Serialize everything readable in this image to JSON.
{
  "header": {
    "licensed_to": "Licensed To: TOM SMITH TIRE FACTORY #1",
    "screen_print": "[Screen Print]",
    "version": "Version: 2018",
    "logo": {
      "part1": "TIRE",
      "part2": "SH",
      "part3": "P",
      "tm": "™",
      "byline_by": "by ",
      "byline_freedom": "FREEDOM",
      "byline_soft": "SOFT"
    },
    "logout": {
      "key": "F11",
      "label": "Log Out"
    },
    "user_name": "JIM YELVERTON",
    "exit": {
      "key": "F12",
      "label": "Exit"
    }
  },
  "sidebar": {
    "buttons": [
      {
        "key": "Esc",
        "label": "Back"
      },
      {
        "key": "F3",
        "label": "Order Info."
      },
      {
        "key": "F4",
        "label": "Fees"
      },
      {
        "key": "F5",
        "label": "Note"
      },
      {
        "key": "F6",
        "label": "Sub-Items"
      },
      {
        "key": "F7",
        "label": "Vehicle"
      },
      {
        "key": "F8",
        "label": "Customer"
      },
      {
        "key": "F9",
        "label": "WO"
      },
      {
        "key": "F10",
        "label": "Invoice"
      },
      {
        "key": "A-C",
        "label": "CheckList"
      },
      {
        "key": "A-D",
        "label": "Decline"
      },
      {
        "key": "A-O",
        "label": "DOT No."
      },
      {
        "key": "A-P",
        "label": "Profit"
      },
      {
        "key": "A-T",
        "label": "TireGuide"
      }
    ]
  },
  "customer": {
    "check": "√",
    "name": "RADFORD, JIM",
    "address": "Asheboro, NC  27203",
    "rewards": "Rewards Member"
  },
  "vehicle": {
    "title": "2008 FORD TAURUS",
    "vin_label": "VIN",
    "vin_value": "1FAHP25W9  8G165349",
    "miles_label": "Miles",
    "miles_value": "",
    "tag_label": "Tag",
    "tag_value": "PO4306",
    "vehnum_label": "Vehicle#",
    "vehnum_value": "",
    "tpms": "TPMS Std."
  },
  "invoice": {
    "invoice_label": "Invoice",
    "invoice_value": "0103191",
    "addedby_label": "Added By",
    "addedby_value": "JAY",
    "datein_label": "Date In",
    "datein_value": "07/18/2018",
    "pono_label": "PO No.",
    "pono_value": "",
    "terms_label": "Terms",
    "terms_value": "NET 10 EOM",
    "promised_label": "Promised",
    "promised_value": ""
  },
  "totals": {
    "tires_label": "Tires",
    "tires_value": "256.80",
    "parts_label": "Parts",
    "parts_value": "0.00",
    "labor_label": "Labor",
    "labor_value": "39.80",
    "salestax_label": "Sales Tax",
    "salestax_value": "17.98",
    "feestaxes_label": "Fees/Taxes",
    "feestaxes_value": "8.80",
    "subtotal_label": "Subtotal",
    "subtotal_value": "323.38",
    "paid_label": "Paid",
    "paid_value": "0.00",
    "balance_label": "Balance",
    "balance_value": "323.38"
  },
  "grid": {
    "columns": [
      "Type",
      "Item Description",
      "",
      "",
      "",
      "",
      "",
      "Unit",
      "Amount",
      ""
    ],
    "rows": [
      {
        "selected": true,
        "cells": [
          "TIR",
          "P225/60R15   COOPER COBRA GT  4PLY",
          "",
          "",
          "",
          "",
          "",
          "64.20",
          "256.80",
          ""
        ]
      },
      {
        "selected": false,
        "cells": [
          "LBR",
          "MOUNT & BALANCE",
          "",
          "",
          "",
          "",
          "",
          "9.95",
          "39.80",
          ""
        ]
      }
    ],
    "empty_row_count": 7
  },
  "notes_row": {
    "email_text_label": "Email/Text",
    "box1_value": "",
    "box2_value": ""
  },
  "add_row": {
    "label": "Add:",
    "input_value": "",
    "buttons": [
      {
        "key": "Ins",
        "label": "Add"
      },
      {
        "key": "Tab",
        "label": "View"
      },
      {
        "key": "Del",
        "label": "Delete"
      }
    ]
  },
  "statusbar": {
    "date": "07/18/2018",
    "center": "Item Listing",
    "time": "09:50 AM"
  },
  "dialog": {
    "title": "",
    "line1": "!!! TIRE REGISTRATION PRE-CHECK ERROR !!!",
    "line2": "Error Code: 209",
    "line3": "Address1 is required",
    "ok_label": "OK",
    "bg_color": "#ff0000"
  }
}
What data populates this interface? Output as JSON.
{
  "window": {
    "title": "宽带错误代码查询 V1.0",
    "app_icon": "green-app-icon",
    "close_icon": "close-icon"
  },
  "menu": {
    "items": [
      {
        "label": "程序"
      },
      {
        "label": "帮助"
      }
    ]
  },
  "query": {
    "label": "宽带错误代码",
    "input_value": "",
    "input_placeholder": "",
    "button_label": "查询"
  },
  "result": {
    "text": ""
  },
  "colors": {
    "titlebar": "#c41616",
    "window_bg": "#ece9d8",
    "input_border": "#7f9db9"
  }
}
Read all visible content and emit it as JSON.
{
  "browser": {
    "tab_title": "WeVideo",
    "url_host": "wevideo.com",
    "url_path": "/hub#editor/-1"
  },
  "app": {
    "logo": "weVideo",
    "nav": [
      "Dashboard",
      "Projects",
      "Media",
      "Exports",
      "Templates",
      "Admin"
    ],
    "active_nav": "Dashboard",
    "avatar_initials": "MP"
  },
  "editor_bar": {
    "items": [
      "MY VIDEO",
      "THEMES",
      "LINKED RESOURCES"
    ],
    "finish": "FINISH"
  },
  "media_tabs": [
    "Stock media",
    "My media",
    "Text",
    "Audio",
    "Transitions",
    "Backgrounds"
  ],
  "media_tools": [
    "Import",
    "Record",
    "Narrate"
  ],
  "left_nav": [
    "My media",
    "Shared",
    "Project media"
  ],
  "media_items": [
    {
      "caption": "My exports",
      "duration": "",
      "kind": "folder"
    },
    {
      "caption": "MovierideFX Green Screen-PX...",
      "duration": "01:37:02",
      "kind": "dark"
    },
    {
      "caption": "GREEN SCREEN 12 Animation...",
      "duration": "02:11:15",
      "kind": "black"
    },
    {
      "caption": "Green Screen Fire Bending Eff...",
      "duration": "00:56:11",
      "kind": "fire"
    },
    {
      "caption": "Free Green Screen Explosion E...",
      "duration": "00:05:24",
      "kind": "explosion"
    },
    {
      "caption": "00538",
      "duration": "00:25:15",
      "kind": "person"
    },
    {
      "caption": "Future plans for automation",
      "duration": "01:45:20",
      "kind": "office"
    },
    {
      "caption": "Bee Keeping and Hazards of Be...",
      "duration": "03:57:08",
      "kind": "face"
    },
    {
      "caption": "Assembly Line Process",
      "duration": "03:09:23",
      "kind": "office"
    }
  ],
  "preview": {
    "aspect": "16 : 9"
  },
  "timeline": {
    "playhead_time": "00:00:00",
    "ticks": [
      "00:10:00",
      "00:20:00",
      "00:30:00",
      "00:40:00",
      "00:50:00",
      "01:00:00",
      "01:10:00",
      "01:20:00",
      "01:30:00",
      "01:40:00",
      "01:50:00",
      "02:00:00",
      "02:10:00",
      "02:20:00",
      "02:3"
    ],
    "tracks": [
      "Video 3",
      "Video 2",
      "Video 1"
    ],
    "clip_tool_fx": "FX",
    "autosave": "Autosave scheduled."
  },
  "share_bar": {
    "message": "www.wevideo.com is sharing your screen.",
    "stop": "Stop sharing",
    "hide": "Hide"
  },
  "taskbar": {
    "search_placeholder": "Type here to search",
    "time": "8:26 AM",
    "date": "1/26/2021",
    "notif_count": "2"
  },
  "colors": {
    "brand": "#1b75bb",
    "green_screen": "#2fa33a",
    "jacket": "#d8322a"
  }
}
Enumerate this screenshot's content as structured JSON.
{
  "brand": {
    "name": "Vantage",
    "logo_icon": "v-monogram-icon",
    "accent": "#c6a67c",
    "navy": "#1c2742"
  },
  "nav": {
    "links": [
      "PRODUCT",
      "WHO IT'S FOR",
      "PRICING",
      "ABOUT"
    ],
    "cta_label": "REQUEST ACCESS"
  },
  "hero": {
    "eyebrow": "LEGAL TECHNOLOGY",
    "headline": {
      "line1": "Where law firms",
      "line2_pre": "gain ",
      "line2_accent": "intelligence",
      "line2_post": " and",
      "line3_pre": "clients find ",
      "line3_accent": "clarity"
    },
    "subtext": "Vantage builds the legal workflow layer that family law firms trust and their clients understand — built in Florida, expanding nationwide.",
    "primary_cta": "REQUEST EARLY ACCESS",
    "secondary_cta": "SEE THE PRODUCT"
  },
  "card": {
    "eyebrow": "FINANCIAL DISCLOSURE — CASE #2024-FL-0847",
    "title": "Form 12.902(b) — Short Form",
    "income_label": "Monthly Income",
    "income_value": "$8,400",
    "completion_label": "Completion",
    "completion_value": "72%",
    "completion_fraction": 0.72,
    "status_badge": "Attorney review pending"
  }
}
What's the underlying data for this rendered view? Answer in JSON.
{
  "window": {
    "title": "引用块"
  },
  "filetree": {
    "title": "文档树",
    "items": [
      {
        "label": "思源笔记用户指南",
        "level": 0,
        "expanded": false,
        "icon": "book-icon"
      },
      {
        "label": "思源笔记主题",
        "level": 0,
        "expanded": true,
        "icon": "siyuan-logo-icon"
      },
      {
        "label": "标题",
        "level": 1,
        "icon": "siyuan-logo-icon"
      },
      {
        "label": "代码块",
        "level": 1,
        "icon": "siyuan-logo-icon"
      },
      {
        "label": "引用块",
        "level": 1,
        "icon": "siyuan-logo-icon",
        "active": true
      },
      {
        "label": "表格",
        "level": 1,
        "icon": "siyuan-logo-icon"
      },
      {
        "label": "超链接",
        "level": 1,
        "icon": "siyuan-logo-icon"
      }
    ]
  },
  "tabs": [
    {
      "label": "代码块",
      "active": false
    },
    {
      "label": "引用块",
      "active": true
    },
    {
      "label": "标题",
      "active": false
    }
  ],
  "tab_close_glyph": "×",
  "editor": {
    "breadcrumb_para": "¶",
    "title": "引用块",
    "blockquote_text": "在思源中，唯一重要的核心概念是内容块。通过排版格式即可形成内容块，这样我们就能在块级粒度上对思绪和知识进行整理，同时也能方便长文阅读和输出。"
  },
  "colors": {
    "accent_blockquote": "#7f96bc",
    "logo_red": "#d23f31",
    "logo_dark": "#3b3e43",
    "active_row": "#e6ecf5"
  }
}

********

Using the listing above, show each line holding the string "PRODUCT".

      "PRODUCT",
    "secondary_cta": "SEE THE PRODUCT"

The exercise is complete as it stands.